* START *

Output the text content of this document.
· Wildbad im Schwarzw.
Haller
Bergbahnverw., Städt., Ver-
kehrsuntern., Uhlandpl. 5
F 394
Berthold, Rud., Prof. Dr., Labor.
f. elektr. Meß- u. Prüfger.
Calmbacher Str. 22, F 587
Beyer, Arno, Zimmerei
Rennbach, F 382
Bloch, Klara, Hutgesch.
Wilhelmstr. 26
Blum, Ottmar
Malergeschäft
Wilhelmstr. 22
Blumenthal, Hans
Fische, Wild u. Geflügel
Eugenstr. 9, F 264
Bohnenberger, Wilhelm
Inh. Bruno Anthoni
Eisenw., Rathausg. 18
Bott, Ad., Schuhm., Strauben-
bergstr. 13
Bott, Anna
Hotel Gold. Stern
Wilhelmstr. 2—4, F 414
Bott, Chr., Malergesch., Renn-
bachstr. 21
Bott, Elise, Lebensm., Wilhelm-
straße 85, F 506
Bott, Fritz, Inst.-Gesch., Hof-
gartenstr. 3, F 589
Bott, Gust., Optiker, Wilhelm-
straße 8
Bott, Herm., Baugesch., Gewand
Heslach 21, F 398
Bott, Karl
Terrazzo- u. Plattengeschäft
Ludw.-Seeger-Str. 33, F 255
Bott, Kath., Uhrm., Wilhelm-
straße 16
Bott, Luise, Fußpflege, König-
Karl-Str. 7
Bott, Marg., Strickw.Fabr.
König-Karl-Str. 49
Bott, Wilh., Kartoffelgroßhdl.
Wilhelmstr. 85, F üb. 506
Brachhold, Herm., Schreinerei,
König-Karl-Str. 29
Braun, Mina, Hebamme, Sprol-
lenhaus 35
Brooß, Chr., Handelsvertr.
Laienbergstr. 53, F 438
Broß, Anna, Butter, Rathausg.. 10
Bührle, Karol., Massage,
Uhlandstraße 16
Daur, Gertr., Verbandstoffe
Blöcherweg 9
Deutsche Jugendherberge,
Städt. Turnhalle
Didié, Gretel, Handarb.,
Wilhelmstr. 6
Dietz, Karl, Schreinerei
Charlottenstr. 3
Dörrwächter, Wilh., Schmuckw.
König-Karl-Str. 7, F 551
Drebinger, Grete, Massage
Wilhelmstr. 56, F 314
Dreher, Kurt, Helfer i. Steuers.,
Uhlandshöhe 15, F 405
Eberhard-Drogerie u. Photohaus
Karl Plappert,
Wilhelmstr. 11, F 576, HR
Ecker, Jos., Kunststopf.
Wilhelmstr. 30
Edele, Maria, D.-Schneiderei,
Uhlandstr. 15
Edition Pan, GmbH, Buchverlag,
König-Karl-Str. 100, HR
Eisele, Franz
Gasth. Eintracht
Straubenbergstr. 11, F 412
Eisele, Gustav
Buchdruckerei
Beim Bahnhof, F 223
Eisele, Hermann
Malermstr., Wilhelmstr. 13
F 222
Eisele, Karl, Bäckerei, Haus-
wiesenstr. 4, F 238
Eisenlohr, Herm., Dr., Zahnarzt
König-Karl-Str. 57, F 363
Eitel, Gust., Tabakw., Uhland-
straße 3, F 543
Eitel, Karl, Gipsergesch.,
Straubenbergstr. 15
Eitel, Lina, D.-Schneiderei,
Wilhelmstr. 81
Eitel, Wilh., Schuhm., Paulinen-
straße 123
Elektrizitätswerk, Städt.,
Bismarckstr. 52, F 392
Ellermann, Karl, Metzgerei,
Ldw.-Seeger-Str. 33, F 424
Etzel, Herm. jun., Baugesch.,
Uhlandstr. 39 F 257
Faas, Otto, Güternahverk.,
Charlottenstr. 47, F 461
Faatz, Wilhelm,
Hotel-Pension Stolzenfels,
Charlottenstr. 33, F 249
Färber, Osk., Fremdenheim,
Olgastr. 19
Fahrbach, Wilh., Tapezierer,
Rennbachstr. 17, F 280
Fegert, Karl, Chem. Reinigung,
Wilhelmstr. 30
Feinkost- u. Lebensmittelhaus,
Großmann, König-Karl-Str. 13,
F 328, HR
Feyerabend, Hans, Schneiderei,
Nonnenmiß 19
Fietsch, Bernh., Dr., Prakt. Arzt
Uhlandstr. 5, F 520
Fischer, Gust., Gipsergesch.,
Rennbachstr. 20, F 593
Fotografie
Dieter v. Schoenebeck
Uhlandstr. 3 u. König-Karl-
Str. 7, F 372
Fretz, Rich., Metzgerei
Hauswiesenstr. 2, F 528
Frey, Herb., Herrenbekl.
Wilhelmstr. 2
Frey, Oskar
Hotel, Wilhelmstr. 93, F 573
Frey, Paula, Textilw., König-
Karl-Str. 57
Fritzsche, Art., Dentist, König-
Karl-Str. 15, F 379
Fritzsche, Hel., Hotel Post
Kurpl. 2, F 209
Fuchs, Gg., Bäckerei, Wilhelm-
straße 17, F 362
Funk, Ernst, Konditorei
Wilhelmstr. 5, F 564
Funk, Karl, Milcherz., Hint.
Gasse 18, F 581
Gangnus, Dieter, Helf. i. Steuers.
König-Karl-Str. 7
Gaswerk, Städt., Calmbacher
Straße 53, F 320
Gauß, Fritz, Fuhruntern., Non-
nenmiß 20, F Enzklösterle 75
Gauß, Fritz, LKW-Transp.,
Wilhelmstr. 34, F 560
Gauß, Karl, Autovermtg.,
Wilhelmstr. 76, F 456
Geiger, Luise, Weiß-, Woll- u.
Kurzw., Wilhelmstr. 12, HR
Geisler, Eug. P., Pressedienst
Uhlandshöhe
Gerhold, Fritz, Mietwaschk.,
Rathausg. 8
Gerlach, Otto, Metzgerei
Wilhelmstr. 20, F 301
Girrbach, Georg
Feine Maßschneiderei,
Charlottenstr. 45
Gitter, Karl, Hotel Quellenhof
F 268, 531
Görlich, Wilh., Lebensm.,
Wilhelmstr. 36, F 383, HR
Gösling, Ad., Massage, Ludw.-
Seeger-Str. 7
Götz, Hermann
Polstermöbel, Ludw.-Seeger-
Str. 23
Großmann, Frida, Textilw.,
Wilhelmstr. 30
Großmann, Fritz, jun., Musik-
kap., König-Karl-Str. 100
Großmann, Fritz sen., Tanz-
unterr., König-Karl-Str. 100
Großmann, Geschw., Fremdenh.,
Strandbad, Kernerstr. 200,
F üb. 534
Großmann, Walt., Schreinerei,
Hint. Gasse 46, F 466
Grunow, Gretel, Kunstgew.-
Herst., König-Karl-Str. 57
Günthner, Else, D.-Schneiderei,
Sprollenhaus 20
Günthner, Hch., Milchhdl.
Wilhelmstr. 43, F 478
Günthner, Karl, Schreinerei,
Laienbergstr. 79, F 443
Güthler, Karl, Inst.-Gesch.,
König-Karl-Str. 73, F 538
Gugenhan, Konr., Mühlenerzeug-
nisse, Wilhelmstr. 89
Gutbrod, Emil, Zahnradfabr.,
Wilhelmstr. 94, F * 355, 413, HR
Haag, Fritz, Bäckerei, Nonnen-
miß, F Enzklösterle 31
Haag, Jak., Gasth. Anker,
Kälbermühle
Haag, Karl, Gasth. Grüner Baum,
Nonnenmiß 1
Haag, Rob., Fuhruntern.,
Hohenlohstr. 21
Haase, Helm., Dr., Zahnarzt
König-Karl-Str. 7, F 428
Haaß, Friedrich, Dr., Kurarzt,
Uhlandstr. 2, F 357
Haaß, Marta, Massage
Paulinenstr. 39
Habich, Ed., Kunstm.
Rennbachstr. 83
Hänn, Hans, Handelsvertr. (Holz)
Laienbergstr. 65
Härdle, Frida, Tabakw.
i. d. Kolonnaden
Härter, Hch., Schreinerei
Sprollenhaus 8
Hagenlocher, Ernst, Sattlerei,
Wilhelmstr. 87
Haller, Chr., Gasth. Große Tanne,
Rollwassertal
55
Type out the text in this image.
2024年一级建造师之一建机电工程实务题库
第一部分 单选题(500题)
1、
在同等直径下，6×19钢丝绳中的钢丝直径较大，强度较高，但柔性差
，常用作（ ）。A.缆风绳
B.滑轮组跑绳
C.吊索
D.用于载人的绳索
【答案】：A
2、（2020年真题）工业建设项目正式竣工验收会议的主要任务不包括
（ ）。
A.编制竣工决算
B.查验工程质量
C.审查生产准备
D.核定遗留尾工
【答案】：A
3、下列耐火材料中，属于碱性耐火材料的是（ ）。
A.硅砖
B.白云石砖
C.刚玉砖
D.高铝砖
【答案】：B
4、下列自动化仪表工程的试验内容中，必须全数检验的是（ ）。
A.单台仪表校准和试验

* END *

→ PROBLEM
Reproduce each line holding the word "Eisele".

→ RESULT
Eisele, Franz
Eisele, Gustav
Eisele, Hermann
Eisele, Karl, Bäckerei, Haus-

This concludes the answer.